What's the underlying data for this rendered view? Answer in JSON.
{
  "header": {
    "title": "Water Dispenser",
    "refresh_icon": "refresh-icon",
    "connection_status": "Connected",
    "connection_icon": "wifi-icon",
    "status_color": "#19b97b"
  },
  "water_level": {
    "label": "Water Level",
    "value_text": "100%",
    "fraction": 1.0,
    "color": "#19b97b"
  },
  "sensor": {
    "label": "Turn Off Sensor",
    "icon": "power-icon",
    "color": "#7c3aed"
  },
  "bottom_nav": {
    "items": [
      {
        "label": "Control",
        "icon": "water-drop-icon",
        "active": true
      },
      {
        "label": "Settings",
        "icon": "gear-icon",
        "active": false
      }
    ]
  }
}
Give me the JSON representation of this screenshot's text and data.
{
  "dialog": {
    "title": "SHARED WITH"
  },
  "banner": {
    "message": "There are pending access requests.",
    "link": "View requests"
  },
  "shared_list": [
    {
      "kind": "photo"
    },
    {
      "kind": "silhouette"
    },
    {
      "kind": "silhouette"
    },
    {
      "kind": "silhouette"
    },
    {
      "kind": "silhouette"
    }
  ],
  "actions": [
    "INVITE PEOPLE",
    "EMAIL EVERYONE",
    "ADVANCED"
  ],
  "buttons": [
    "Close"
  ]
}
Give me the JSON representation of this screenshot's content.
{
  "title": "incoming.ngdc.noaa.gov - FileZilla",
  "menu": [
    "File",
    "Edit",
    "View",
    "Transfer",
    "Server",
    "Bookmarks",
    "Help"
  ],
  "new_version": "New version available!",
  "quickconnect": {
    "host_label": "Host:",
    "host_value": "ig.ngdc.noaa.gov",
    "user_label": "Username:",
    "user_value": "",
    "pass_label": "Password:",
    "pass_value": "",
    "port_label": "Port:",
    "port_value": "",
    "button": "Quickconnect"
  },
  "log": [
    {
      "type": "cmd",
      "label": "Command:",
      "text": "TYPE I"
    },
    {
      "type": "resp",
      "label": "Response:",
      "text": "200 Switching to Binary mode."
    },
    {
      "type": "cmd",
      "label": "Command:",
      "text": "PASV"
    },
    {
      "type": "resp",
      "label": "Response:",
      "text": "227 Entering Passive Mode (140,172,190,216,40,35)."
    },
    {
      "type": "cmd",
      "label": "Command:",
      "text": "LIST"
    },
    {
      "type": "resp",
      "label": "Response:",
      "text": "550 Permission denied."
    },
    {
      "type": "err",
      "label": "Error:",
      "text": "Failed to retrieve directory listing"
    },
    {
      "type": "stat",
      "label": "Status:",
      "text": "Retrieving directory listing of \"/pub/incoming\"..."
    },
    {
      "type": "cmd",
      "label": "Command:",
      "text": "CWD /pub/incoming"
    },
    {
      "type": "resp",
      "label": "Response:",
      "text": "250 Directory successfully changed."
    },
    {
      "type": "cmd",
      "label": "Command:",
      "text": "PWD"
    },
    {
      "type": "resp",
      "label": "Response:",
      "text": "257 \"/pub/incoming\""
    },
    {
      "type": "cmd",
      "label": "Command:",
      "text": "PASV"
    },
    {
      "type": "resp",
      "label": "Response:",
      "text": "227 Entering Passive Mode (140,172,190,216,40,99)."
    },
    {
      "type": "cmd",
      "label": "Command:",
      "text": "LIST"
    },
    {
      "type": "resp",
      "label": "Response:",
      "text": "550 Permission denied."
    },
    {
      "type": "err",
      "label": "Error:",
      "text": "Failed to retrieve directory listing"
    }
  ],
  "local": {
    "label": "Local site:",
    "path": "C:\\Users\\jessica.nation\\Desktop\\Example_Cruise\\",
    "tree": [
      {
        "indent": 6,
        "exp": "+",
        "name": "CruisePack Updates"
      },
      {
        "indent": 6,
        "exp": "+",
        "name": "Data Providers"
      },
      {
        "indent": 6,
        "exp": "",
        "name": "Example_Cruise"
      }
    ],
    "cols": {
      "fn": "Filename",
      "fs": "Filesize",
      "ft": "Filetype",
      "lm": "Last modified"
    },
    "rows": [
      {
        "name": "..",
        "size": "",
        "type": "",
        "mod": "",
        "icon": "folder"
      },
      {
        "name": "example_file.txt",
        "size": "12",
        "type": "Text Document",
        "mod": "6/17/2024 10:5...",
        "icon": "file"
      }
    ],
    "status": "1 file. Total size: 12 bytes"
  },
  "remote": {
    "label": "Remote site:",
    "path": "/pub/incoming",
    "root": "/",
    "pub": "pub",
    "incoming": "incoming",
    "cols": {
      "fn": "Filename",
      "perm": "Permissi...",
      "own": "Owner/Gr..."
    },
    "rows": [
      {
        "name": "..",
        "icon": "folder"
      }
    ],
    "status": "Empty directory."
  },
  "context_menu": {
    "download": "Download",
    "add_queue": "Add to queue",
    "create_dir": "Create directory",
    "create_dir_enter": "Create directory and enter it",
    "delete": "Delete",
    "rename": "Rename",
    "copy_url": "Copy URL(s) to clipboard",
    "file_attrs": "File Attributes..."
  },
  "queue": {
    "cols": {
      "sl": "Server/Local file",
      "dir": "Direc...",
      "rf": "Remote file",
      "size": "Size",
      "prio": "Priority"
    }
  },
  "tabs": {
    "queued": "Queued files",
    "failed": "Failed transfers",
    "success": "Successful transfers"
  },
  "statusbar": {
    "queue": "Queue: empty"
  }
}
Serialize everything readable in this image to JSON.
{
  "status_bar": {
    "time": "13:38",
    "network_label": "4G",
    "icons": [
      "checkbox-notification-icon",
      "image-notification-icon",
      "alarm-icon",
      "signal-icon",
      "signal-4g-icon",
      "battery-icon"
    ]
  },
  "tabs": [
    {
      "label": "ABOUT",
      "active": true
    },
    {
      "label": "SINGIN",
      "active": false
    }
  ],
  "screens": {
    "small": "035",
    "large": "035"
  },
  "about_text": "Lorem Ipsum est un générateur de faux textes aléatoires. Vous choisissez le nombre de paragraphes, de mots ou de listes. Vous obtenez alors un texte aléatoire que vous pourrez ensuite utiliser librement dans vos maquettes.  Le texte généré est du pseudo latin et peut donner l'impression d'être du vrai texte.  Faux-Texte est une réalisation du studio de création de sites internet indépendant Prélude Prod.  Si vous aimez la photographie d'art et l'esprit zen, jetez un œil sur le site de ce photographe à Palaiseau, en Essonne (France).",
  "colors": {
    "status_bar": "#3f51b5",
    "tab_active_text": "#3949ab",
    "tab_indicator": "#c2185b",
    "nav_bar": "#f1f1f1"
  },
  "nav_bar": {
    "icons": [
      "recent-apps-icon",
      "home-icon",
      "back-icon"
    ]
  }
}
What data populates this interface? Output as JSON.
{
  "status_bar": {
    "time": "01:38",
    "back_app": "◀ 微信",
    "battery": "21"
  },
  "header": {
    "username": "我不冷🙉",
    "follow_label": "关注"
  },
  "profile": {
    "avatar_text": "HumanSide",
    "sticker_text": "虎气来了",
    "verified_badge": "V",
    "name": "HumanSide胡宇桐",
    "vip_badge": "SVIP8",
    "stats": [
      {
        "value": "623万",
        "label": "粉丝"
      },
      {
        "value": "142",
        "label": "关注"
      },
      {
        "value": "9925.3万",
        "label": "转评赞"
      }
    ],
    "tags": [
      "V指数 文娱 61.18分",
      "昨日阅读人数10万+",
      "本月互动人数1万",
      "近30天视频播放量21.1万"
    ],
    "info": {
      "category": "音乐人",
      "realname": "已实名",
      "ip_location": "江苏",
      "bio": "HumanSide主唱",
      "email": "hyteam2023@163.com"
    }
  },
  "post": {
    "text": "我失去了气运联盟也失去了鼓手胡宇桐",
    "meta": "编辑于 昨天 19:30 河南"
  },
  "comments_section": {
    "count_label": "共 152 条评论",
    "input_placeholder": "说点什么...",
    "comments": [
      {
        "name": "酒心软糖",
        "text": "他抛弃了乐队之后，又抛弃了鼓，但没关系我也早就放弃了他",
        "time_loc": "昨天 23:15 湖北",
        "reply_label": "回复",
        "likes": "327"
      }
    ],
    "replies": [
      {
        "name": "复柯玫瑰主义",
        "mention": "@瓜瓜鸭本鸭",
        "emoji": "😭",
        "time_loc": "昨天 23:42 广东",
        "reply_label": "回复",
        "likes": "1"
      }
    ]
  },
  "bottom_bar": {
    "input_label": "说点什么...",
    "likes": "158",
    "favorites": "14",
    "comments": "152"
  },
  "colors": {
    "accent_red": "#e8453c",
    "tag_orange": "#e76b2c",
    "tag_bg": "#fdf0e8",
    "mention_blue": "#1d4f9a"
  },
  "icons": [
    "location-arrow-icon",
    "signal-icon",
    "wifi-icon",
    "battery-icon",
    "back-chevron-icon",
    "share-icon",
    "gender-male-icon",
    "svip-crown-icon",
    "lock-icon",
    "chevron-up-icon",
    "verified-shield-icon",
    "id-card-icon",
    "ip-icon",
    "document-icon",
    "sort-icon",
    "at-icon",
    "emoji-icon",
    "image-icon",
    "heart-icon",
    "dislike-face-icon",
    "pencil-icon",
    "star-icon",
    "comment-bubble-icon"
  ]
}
——
**Task details:** All lines of the data above that include the word "path" must be shown.

**Solution to the problem:**
    "path": "C:\\Users\\jessica.nation\\Desktop\\Example_Cruise\\",
    "path": "/pub/incoming",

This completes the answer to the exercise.